** START OF SUPPLIED DATA **
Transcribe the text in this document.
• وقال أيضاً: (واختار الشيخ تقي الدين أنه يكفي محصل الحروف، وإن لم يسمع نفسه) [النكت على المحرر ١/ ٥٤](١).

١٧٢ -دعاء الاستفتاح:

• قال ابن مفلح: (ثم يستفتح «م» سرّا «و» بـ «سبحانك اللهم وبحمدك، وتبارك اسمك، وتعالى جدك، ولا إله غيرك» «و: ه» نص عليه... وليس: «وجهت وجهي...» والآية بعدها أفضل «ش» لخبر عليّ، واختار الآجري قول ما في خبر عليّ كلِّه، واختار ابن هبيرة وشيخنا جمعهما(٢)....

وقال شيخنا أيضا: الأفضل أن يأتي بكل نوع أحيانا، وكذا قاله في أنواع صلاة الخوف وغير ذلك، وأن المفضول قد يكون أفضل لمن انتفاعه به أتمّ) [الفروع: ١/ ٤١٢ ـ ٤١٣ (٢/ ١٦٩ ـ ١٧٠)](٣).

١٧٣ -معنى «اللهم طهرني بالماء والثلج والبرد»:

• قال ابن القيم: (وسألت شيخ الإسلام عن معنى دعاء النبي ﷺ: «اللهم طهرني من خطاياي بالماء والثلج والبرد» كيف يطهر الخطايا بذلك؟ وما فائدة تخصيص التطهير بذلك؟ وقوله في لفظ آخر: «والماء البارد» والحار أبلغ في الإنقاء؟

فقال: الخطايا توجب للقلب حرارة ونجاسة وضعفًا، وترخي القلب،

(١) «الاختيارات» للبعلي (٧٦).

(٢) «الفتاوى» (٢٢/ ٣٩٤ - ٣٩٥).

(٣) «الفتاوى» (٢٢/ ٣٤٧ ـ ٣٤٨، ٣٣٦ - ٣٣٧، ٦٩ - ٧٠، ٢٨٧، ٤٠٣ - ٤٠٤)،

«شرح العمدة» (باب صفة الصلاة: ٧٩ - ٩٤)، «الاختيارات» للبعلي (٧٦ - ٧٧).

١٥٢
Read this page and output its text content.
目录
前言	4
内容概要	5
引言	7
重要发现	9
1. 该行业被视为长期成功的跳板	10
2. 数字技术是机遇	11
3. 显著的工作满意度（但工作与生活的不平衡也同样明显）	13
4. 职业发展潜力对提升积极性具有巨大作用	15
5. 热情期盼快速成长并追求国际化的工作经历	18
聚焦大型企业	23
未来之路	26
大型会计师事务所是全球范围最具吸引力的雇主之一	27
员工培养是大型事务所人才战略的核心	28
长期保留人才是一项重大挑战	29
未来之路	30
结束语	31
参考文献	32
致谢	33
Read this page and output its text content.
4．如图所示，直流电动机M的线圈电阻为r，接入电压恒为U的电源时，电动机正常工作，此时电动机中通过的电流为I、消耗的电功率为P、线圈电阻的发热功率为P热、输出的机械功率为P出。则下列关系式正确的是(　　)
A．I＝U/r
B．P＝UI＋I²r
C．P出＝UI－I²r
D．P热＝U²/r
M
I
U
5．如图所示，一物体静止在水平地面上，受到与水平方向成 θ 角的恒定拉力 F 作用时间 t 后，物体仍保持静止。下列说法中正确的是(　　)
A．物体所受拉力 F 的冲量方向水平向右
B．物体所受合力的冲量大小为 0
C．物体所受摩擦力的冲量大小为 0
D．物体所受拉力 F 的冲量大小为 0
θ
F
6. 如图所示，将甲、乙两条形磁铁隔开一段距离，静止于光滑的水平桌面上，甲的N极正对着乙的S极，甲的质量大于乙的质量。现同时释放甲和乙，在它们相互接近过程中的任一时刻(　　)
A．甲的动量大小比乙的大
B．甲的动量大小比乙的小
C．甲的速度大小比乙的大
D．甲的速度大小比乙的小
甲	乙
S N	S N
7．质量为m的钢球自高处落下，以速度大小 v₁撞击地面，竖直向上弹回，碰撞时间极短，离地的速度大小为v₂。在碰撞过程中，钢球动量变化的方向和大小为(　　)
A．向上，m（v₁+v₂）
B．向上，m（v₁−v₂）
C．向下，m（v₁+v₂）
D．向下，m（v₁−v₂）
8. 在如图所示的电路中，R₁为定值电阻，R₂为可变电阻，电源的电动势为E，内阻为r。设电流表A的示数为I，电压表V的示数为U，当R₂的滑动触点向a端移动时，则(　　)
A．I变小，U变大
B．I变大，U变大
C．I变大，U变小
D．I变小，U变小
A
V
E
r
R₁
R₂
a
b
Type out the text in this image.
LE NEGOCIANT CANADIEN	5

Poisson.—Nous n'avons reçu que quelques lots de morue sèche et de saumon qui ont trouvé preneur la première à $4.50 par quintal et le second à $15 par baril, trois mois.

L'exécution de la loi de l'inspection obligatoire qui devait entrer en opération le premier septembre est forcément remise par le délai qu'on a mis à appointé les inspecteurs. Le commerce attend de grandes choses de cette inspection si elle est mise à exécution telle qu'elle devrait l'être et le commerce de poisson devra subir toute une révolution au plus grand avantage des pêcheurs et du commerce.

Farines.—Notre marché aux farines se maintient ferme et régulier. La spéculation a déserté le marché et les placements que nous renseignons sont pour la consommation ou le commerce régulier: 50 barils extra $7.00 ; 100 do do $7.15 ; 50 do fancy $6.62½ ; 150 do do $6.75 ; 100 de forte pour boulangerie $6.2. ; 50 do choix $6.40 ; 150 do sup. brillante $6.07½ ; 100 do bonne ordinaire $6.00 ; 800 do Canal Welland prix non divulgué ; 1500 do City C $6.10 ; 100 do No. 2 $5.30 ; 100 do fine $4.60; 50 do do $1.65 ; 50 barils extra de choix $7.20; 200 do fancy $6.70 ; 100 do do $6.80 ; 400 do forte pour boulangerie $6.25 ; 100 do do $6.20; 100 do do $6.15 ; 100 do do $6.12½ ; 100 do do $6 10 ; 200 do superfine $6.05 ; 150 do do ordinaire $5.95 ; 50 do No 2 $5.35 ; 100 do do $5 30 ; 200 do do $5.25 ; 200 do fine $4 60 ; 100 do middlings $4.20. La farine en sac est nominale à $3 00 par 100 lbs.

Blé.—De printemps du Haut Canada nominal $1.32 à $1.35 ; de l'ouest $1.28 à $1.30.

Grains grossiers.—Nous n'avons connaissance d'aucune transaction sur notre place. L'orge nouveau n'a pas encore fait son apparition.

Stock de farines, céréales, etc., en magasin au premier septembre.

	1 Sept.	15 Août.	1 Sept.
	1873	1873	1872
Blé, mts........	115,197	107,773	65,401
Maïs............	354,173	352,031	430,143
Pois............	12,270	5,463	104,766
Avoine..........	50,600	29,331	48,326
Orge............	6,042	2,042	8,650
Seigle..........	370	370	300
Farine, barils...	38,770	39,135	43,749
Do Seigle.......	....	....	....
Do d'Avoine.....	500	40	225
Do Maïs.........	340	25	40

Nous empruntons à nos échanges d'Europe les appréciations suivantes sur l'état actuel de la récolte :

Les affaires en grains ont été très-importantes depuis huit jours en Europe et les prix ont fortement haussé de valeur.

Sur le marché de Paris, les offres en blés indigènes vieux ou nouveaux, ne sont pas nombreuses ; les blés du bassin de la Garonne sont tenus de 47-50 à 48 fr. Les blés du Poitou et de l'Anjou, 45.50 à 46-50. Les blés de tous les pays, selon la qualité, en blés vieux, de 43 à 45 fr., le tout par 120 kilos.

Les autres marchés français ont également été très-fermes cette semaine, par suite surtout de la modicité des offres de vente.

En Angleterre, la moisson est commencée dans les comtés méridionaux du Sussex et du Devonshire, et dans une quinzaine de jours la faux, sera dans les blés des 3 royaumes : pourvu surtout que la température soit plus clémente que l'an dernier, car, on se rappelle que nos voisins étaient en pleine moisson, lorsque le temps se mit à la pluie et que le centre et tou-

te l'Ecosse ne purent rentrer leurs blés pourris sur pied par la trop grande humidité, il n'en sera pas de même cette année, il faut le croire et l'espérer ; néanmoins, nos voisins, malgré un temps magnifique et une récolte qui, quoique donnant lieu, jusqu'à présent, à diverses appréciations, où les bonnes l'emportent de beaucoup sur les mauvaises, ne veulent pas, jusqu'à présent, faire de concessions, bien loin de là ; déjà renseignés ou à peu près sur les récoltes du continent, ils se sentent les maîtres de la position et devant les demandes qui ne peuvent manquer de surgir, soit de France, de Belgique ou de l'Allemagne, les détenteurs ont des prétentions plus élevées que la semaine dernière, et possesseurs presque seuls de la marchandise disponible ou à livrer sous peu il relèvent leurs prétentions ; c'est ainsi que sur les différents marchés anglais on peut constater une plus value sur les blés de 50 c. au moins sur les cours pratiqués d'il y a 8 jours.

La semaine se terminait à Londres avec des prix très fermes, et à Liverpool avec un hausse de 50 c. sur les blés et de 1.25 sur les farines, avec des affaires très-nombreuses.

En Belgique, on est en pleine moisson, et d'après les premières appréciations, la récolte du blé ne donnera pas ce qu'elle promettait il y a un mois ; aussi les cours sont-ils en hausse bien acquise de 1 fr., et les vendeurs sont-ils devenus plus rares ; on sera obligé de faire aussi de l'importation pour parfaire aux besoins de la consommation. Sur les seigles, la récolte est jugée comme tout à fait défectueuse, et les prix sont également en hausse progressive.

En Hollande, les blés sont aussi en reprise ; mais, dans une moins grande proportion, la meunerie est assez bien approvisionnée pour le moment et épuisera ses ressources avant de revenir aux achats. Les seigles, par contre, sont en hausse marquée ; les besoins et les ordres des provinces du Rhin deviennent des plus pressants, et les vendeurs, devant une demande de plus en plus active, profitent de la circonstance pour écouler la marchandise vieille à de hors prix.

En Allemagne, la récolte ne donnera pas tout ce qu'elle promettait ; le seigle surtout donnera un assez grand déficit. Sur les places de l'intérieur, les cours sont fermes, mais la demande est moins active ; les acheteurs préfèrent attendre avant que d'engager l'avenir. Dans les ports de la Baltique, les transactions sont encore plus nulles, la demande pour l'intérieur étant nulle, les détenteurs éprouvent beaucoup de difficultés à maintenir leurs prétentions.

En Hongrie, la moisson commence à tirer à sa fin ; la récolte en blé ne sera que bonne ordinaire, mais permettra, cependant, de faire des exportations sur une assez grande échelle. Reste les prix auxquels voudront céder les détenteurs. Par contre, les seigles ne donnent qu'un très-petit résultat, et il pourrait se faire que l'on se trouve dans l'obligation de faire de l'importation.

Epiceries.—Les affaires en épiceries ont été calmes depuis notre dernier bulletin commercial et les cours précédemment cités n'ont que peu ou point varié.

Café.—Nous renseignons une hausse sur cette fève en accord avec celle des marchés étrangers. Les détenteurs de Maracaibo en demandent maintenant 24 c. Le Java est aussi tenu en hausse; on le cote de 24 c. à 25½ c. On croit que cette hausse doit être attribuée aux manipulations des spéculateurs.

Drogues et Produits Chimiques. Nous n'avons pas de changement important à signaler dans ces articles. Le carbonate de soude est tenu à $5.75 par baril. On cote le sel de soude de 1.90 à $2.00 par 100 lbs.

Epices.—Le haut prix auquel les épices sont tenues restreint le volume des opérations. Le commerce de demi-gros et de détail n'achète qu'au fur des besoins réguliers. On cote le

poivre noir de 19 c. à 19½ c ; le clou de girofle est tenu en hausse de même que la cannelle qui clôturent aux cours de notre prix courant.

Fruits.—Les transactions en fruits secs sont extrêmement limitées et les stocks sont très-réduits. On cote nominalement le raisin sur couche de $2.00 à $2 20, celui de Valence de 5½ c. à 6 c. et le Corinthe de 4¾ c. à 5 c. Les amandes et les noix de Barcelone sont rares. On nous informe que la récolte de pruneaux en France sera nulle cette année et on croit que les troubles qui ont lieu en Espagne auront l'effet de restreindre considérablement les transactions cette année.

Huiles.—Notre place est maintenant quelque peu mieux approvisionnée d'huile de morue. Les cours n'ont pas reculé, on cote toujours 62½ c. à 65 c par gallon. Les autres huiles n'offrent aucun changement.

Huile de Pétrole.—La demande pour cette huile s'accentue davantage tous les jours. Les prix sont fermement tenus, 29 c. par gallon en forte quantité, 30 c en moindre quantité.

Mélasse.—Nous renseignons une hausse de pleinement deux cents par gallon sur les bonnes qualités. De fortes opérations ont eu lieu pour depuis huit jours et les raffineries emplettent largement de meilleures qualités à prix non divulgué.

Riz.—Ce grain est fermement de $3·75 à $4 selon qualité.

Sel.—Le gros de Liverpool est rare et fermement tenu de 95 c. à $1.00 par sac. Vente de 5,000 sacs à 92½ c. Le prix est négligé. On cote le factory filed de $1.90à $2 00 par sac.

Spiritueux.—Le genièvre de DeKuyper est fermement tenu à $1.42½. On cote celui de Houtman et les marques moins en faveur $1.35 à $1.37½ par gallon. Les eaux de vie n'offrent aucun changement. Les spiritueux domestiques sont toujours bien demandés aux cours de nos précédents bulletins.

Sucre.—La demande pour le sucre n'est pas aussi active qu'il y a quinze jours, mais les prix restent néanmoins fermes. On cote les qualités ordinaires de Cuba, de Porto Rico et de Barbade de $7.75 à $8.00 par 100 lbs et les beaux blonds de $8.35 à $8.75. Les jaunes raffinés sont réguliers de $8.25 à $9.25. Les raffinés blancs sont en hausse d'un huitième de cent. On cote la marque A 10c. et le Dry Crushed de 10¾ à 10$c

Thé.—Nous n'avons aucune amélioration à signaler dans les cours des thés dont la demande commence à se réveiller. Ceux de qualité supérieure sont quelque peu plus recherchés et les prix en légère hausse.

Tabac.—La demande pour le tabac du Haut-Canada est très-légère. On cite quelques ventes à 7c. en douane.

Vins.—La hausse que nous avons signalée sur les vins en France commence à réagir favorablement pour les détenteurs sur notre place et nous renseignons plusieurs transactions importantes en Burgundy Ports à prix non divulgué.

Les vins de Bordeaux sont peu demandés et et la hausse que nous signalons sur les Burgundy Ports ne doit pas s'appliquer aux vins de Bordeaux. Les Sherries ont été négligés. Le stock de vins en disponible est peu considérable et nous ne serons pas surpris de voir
** END OF SUPPLIED DATA **
Report back each line of the entries that holds the string "物体所受拉力".

SOLUTION:
A．物体所受拉力 F 的冲量方向水平向右
D．物体所受拉力 F 的冲量大小为 0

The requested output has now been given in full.